• **Materials provided**

____

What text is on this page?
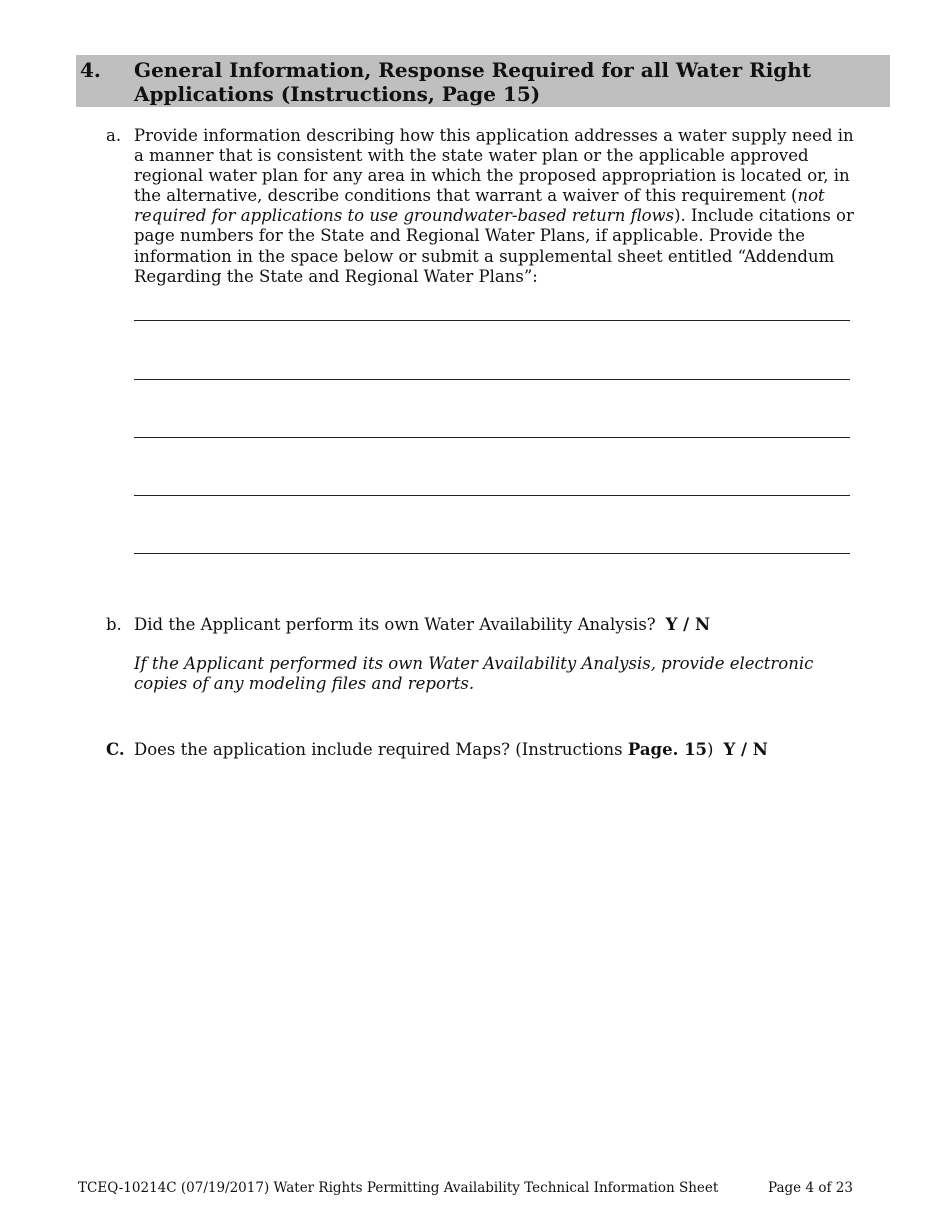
4. General Information, Response Required for all Water Right Applications (Instructions, Page 15)
a. Provide information describing how this application addresses a water supply need in a manner that is consistent with the state water plan or the applicable approved regional water plan for any area in which the proposed appropriation is located or, in the alternative, describe conditions that warrant a waiver of this requirement (not required for applications to use groundwater-based return flows). Include citations or page numbers for the State and Regional Water Plans, if applicable. Provide the information in the space below or submit a supplemental sheet entitled “Addendum Regarding the State and Regional Water Plans”:
b. Did the Applicant perform its own Water Availability Analysis? Y / N
If the Applicant performed its own Water Availability Analysis, provide electronic copies of any modeling files and reports.
C. Does the application include required Maps? (Instructions Page. 15) Y / N
TCEQ-10214C (07/19/2017) Water Rights Permitting Availability Technical Information Sheet	Page 4 of 23
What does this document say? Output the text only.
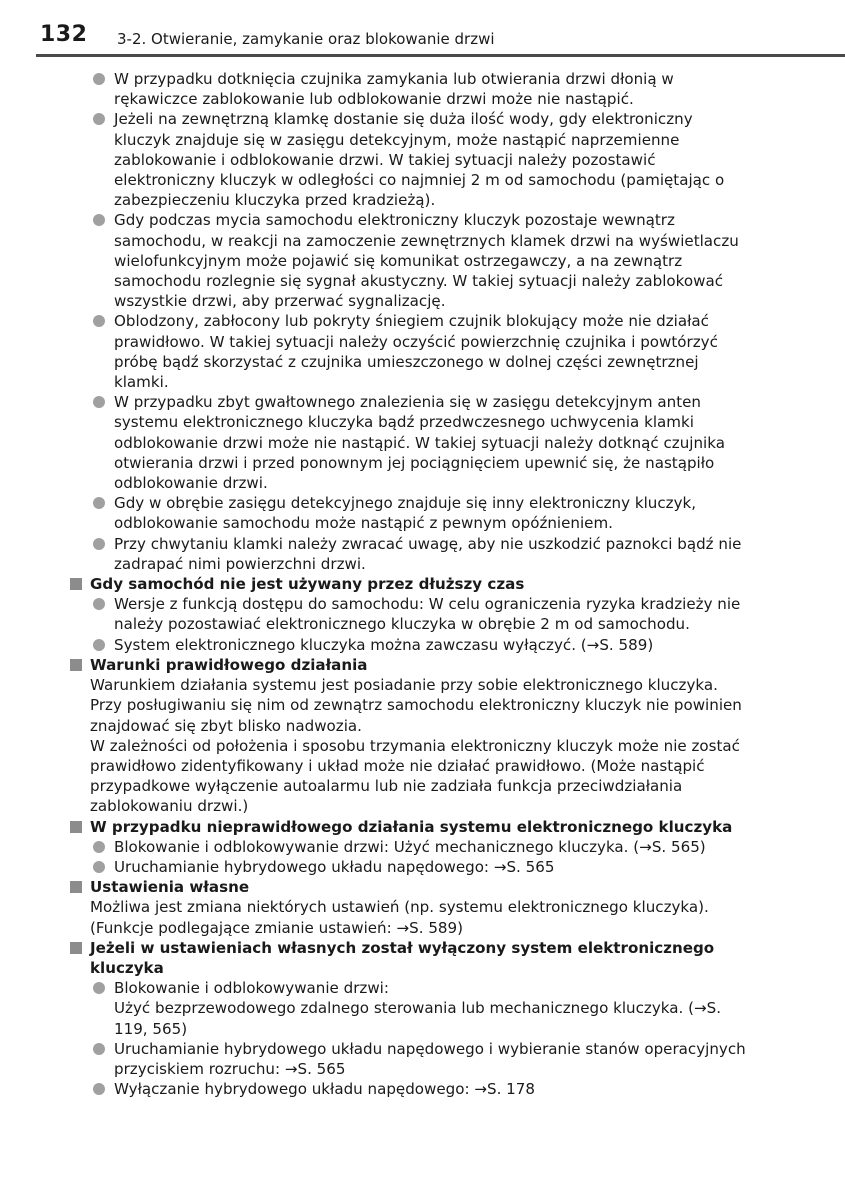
132 3-2. Otwieranie, zamykanie oraz blokowanie drzwi
W przypadku dotknięcia czujnika zamykania lub otwierania drzwi dłonią w rękawiczce zablokowanie lub odblokowanie drzwi może nie nastąpić.
Jeżeli na zewnętrzną klamkę dostanie się duża ilość wody, gdy elektroniczny kluczyk znajduje się w zasięgu detekcyjnym, może nastąpić naprzemienne zablokowanie i odblokowanie drzwi. W takiej sytuacji należy pozostawić elektroniczny kluczyk w odległości co najmniej 2 m od samochodu (pamiętając o zabezpieczeniu kluczyka przed kradzieżą).
Gdy podczas mycia samochodu elektroniczny kluczyk pozostaje wewnątrz samochodu, w reakcji na zamoczenie zewnętrznych klamek drzwi na wyświetlaczu wielofunkcyjnym może pojawić się komunikat ostrzegawczy, a na zewnątrz samochodu rozlegnie się sygnał akustyczny. W takiej sytuacji należy zablokować wszystkie drzwi, aby przerwać sygnalizację.
Oblodzony, zabłocony lub pokryty śniegiem czujnik blokujący może nie działać prawidłowo. W takiej sytuacji należy oczyścić powierzchnię czujnika i powtórzyć próbę bądź skorzystać z czujnika umieszczonego w dolnej części zewnętrznej klamki.
W przypadku zbyt gwałtownego znalezienia się w zasięgu detekcyjnym anten systemu elektronicznego kluczyka bądź przedwczesnego uchwycenia klamki odblokowanie drzwi może nie nastąpić. W takiej sytuacji należy dotknąć czujnika otwierania drzwi i przed ponownym jej pociągnięciem upewnić się, że nastąpiło odblokowanie drzwi.
Gdy w obrębie zasięgu detekcyjnego znajduje się inny elektroniczny kluczyk, odblokowanie samochodu może nastąpić z pewnym opóźnieniem.
Przy chwytaniu klamki należy zwracać uwagę, aby nie uszkodzić paznokci bądź nie zadrapać nimi powierzchni drzwi.
Gdy samochód nie jest używany przez dłuższy czas
Wersje z funkcją dostępu do samochodu: W celu ograniczenia ryzyka kradzieży nie należy pozostawiać elektronicznego kluczyka w obrębie 2 m od samochodu.
System elektronicznego kluczyka można zawczasu wyłączyć. (→S. 589)
Warunki prawidłowego działania
Warunkiem działania systemu jest posiadanie przy sobie elektronicznego kluczyka. Przy posługiwaniu się nim od zewnątrz samochodu elektroniczny kluczyk nie powinien znajdować się zbyt blisko nadwozia.
W zależności od położenia i sposobu trzymania elektroniczny kluczyk może nie zostać prawidłowo zidentyfikowany i układ może nie działać prawidłowo. (Może nastąpić przypadkowe wyłączenie autoalarmu lub nie zadziała funkcja przeciwdziałania zablokowaniu drzwi.)
W przypadku nieprawidłowego działania systemu elektronicznego kluczyka
Blokowanie i odblokowywanie drzwi: Użyć mechanicznego kluczyka. (→S. 565)
Uruchamianie hybrydowego układu napędowego: →S. 565
Ustawienia własne
Możliwa jest zmiana niektórych ustawień (np. systemu elektronicznego kluczyka). (Funkcje podlegające zmianie ustawień: →S. 589)
Jeżeli w ustawieniach własnych został wyłączony system elektronicznego kluczyka
Blokowanie i odblokowywanie drzwi:
Użyć bezprzewodowego zdalnego sterowania lub mechanicznego kluczyka. (→S. 119, 565)
Uruchamianie hybrydowego układu napędowego i wybieranie stanów operacyjnych przyciskiem rozruchu: →S. 565
Wyłączanie hybrydowego układu napędowego: →S. 178
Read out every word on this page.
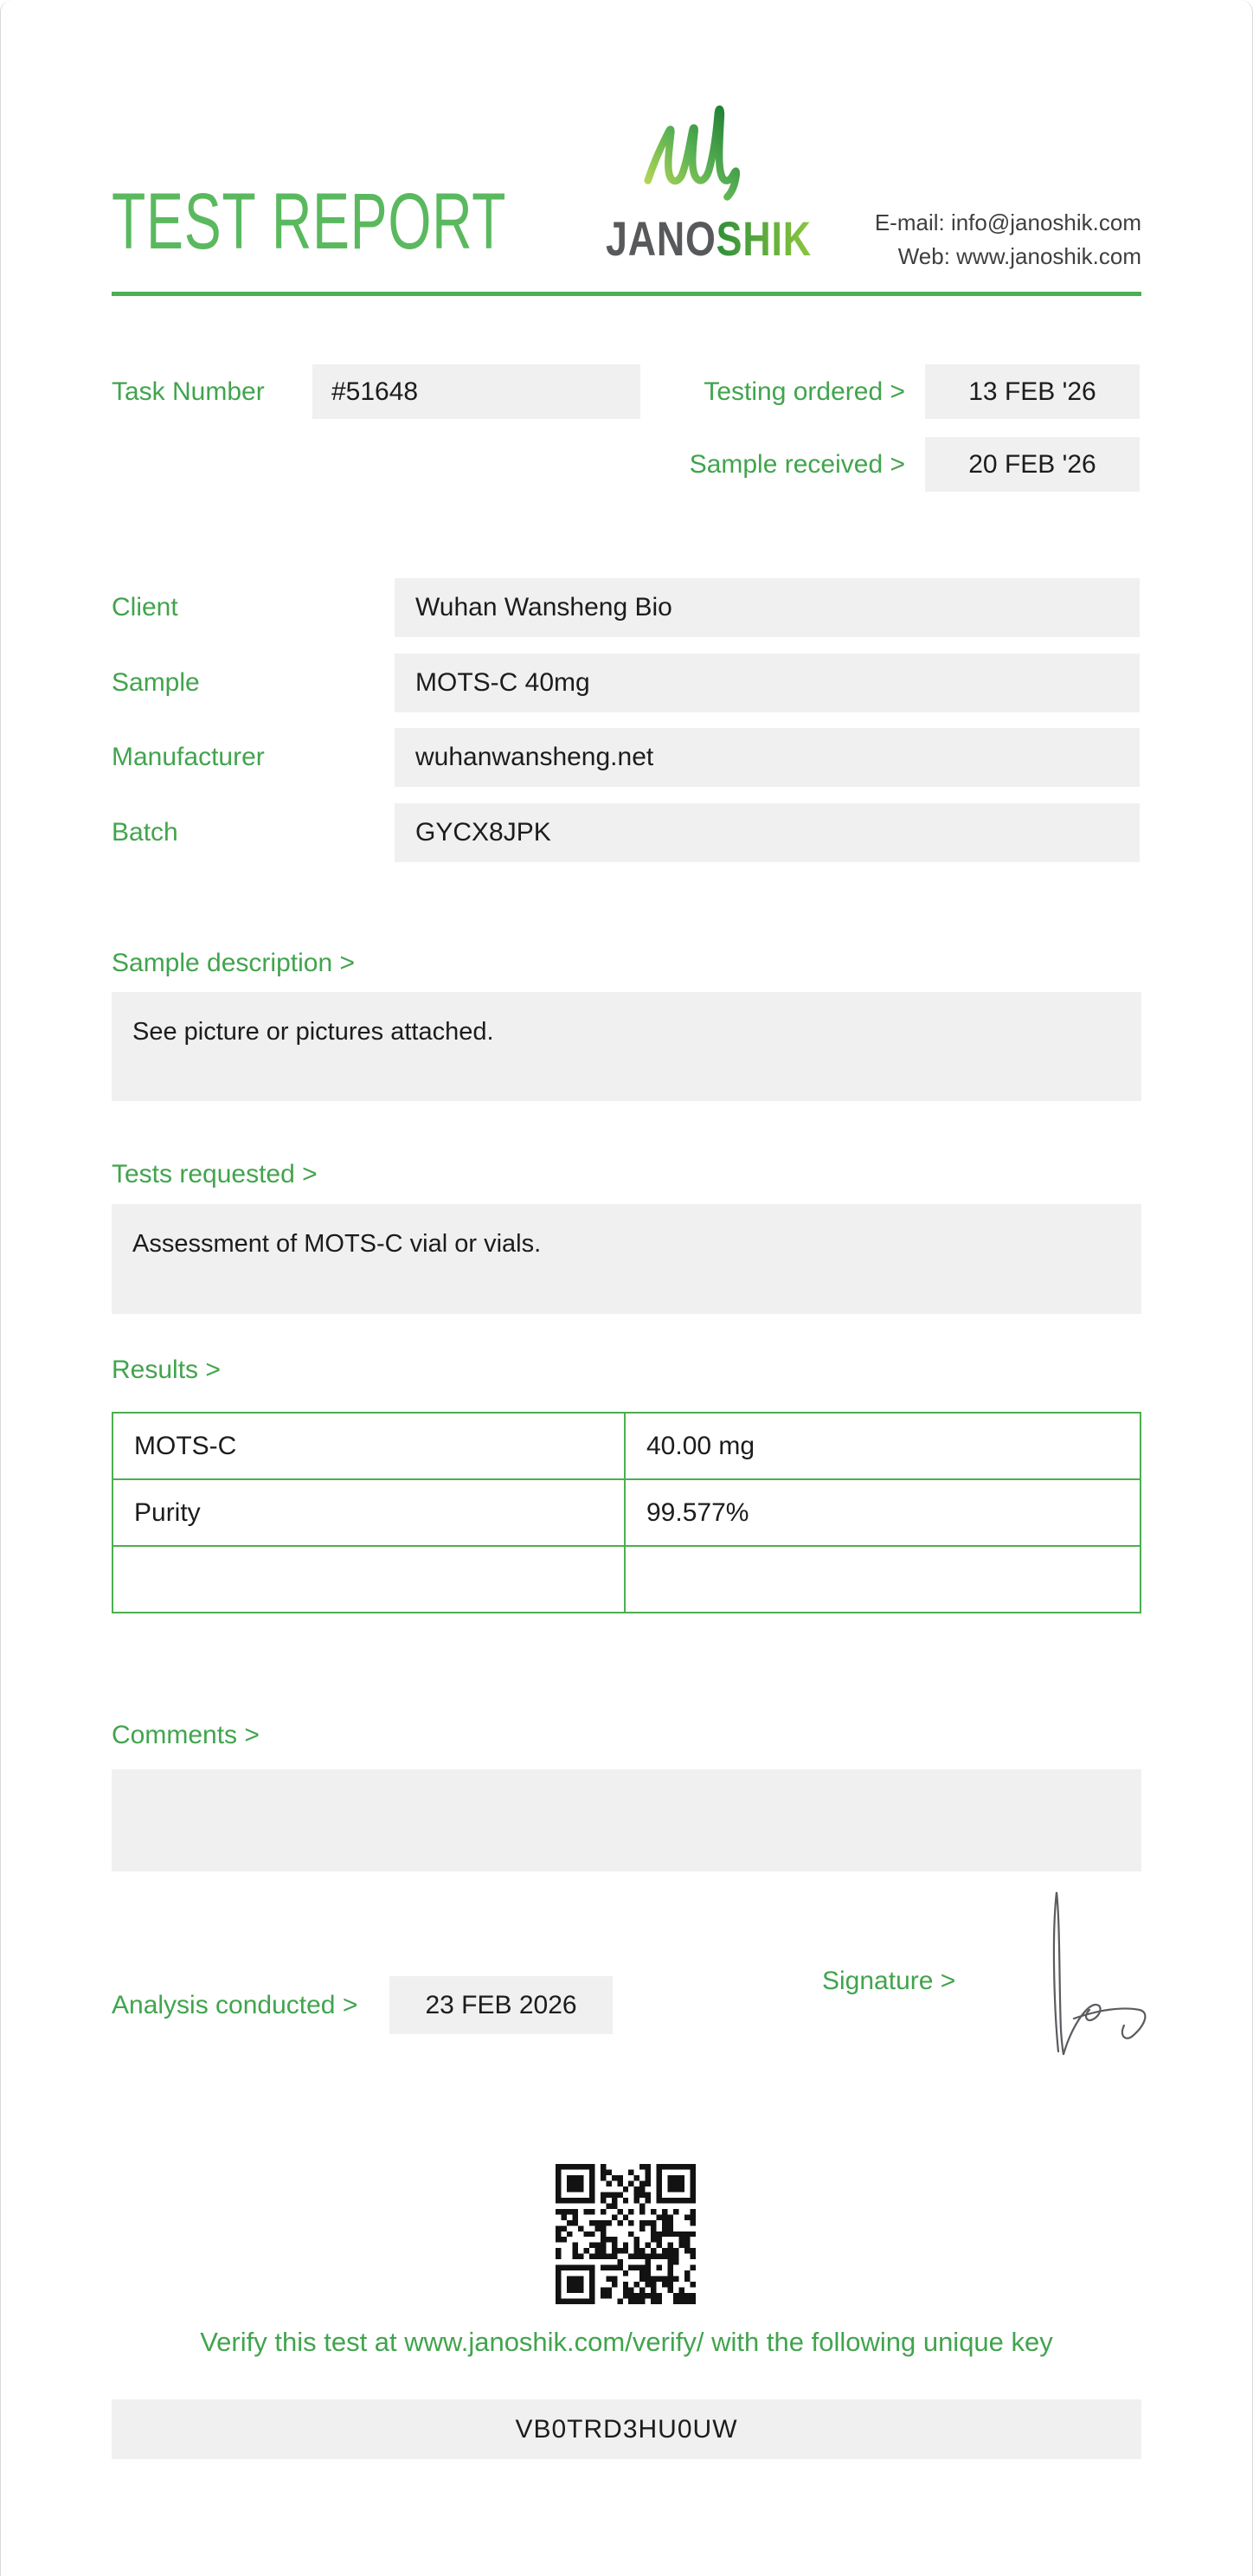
TEST REPORT JANOSHIK	E-mail: info@janoshik.com
Web: www.janoshik.com
Task Number	#51648	Testing ordered >	13 FEB '26
Sample received >	20 FEB '26
Client	Wuhan Wansheng Bio
Sample	MOTS-C 40mg
Manufacturer	wuhanwansheng.net
Batch	GYCX8JPK
Sample description >
See picture or pictures attached.
Tests requested >
Assessment of MOTS-C vial or vials.
Results >
MOTS-C	40.00 mg
Purity	99.577%
Comments >
Signature >
Analysis conducted >	23 FEB 2026
Verify this test at www.janoshik.com/verify/ with the following unique key
VB0TRD3HU0UW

____

• **Given problem**
List all lines holding the string "przed".

• **Finished answer**
Jeżeli na zewnętrzną klamkę dostanie się duża ilość wody, gdy elektroniczny kluczyk znajduje się w zasięgu detekcyjnym, może nastąpić naprzemienne zablokowanie i odblokowanie drzwi. W takiej sytuacji należy pozostawić elektroniczny kluczyk w odległości co najmniej 2 m od samochodu (pamiętając o zabezpieczeniu kluczyka przed kradzieżą).
W przypadku zbyt gwałtownego znalezienia się w zasięgu detekcyjnym anten systemu elektronicznego kluczyka bądź przedwczesnego uchwycenia klamki odblokowanie drzwi może nie nastąpić. W takiej sytuacji należy dotknąć czujnika otwierania drzwi i przed ponownym jej pociągnięciem upewnić się, że nastąpiło odblokowanie drzwi.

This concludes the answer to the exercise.